→ PROBLEM
Each record below must be returned exactly as shown.

→ Records from a collection
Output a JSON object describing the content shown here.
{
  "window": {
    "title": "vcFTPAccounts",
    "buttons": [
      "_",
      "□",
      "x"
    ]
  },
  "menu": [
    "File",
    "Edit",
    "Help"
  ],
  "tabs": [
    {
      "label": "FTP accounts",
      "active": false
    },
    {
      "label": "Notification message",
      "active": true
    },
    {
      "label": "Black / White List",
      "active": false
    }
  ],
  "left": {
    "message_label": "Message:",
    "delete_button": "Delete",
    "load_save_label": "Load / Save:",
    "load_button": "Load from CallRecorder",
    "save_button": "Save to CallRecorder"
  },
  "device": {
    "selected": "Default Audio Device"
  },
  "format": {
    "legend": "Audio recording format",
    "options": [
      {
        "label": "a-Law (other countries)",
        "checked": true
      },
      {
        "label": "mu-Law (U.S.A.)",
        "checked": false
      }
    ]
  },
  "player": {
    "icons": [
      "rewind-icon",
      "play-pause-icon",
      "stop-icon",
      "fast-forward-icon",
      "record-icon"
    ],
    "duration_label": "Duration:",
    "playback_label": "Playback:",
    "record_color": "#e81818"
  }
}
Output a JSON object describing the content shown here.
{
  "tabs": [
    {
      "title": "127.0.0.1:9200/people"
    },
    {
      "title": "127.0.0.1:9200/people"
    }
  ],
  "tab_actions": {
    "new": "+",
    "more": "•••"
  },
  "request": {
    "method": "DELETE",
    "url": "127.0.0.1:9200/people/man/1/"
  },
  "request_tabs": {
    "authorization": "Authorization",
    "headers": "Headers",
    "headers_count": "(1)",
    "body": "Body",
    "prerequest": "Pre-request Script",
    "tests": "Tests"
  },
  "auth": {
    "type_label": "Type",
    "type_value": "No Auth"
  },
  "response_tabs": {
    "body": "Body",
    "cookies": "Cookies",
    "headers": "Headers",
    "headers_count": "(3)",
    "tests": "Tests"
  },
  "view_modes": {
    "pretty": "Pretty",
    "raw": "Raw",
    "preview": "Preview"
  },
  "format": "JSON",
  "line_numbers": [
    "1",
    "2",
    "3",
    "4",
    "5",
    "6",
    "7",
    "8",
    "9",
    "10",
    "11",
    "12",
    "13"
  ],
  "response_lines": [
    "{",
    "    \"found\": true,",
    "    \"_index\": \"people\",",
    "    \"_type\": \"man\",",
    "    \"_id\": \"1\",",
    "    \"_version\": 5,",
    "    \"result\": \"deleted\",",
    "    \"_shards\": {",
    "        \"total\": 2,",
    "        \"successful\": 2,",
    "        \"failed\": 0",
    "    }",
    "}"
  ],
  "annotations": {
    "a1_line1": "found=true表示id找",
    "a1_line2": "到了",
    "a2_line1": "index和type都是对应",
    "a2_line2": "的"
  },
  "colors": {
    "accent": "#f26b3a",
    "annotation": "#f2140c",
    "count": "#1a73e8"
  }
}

→ ANSWER IN FULL
Output a JSON object describing the content shown here.
{
  "window": {
    "title": "vcFTPAccounts",
    "buttons": [
      "_",
      "□",
      "x"
    ]
  },
  "menu": [
    "File",
    "Edit",
    "Help"
  ],
  "tabs": [
    {
      "label": "FTP accounts",
      "active": false
    },
    {
      "label": "Notification message",
      "active": true
    },
    {
      "label": "Black / White List",
      "active": false
    }
  ],
  "left": {
    "message_label": "Message:",
    "delete_button": "Delete",
    "load_save_label": "Load / Save:",
    "load_button": "Load from CallRecorder",
    "save_button": "Save to CallRecorder"
  },
  "device": {
    "selected": "Default Audio Device"
  },
  "format": {
    "legend": "Audio recording format",
    "options": [
      {
        "label": "a-Law (other countries)",
        "checked": true
      },
      {
        "label": "mu-Law (U.S.A.)",
        "checked": false
      }
    ]
  },
  "player": {
    "icons": [
      "rewind-icon",
      "play-pause-icon",
      "stop-icon",
      "fast-forward-icon",
      "record-icon"
    ],
    "duration_label": "Duration:",
    "playback_label": "Playback:",
    "record_color": "#e81818"
  }
}
Output a JSON object describing the content shown here.
{
  "tabs": [
    {
      "title": "127.0.0.1:9200/people"
    },
    {
      "title": "127.0.0.1:9200/people"
    }
  ],
  "tab_actions": {
    "new": "+",
    "more": "•••"
  },
  "request": {
    "method": "DELETE",
    "url": "127.0.0.1:9200/people/man/1/"
  },
  "request_tabs": {
    "authorization": "Authorization",
    "headers": "Headers",
    "headers_count": "(1)",
    "body": "Body",
    "prerequest": "Pre-request Script",
    "tests": "Tests"
  },
  "auth": {
    "type_label": "Type",
    "type_value": "No Auth"
  },
  "response_tabs": {
    "body": "Body",
    "cookies": "Cookies",
    "headers": "Headers",
    "headers_count": "(3)",
    "tests": "Tests"
  },
  "view_modes": {
    "pretty": "Pretty",
    "raw": "Raw",
    "preview": "Preview"
  },
  "format": "JSON",
  "line_numbers": [
    "1",
    "2",
    "3",
    "4",
    "5",
    "6",
    "7",
    "8",
    "9",
    "10",
    "11",
    "12",
    "13"
  ],
  "response_lines": [
    "{",
    "    \"found\": true,",
    "    \"_index\": \"people\",",
    "    \"_type\": \"man\",",
    "    \"_id\": \"1\",",
    "    \"_version\": 5,",
    "    \"result\": \"deleted\",",
    "    \"_shards\": {",
    "        \"total\": 2,",
    "        \"successful\": 2,",
    "        \"failed\": 0",
    "    }",
    "}"
  ],
  "annotations": {
    "a1_line1": "found=true表示id找",
    "a1_line2": "到了",
    "a2_line1": "index和type都是对应",
    "a2_line2": "的"
  },
  "colors": {
    "accent": "#f26b3a",
    "annotation": "#f2140c",
    "count": "#1a73e8"
  }
}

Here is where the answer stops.